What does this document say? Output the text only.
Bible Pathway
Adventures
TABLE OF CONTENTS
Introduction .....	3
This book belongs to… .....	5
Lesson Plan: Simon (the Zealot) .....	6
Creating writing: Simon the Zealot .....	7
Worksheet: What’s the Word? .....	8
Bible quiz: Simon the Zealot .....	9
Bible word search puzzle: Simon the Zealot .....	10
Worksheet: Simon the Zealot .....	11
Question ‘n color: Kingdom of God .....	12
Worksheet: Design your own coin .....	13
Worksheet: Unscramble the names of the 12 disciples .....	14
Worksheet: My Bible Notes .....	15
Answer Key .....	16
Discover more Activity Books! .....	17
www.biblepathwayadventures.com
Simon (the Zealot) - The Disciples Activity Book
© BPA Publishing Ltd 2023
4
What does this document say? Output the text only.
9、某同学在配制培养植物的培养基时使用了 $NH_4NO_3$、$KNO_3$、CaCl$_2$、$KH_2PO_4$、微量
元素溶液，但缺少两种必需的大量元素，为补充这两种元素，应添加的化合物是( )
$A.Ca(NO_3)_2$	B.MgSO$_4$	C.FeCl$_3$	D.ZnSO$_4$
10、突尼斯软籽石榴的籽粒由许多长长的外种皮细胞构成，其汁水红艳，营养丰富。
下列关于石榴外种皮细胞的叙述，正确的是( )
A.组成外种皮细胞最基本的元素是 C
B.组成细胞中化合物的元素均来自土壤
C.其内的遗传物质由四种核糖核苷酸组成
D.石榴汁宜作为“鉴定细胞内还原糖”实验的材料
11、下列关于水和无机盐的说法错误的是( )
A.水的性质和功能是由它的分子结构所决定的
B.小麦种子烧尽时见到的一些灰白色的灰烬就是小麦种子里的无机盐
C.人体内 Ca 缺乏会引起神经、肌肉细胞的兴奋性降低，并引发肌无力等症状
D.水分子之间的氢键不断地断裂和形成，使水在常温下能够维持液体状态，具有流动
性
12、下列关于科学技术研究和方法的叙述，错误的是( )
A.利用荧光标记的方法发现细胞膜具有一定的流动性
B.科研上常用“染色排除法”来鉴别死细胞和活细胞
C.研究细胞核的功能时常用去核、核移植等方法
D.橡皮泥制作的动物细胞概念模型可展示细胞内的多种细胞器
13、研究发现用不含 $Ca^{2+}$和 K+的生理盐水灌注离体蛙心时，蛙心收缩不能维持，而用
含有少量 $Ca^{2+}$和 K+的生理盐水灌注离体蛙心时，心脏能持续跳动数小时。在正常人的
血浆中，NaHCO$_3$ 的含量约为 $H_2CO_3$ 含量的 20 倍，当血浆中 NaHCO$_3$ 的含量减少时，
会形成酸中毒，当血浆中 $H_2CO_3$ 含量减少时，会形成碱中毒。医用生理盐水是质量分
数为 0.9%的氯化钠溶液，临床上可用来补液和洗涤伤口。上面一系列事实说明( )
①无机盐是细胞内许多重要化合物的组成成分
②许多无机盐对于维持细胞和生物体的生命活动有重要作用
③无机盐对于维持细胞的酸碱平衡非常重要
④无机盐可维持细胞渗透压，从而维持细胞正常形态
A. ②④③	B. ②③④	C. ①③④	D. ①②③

--

## What to do
From the data above, copy each line that holds "Activity".

## Exercise result
Discover more Activity Books! .....	17
Simon (the Zealot) - The Disciples Activity Book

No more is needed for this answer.